------ Record set

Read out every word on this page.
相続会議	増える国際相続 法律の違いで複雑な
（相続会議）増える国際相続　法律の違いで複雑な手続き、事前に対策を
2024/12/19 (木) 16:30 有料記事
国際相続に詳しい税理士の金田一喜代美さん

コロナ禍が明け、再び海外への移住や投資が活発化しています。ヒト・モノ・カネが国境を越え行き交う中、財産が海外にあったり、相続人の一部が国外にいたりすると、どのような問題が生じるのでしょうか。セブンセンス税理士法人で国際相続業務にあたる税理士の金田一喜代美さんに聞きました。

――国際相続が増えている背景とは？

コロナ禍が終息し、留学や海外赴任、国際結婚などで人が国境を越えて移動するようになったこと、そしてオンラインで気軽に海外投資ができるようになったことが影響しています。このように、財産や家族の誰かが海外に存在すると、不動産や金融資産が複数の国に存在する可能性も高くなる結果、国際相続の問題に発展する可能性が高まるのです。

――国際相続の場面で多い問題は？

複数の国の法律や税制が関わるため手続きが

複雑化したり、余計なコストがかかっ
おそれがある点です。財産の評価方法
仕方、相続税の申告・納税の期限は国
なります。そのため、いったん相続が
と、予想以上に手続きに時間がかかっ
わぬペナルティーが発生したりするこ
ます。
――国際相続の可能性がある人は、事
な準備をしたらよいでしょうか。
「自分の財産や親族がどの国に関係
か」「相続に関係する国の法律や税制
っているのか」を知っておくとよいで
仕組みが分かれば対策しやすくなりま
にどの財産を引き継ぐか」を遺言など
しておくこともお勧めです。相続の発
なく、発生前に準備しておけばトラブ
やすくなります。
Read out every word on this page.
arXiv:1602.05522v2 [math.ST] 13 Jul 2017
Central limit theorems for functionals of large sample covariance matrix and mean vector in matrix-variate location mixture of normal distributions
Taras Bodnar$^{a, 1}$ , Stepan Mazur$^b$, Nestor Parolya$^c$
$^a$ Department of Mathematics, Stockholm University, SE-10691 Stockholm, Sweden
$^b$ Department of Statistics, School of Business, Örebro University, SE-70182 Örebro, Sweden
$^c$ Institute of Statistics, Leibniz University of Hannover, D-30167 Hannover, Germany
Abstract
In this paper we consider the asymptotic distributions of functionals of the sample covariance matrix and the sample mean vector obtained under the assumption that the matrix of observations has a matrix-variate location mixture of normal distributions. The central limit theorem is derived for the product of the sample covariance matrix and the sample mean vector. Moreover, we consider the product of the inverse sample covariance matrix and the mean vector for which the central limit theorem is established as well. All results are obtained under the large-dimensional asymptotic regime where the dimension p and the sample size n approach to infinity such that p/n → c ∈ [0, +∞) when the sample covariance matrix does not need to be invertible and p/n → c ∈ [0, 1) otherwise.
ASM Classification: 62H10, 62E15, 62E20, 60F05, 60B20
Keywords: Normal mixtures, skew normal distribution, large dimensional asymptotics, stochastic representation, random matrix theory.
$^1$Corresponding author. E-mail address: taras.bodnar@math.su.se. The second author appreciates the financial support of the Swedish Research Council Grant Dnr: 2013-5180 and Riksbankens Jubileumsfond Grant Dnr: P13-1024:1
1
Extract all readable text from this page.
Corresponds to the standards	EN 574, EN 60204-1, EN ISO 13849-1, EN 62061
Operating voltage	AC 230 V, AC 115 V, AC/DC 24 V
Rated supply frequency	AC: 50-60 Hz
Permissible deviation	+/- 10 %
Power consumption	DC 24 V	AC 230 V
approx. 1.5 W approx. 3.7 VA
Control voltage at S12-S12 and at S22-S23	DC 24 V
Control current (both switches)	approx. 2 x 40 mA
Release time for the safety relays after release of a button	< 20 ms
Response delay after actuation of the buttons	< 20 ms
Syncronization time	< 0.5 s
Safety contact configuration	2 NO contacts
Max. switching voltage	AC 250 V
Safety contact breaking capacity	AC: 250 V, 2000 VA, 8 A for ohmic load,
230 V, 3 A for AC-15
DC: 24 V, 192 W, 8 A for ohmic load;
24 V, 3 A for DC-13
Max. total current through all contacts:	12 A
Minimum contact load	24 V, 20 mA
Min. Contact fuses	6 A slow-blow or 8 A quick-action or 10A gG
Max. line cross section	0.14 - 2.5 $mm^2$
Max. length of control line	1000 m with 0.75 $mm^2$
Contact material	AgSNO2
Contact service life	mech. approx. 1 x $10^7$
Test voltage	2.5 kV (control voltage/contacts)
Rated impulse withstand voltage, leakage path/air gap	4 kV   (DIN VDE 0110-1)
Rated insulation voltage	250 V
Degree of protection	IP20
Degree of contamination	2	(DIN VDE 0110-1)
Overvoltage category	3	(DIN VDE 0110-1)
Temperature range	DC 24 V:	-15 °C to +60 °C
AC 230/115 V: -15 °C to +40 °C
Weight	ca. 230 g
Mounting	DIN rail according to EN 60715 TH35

------------

### Task
Leave out every line without the string "増える国際相続" and copy the rest.

### Task output
相続会議	増える国際相続 法律の違いで複雑な
（相続会議）増える国際相続　法律の違いで複雑な手続き、事前に対策を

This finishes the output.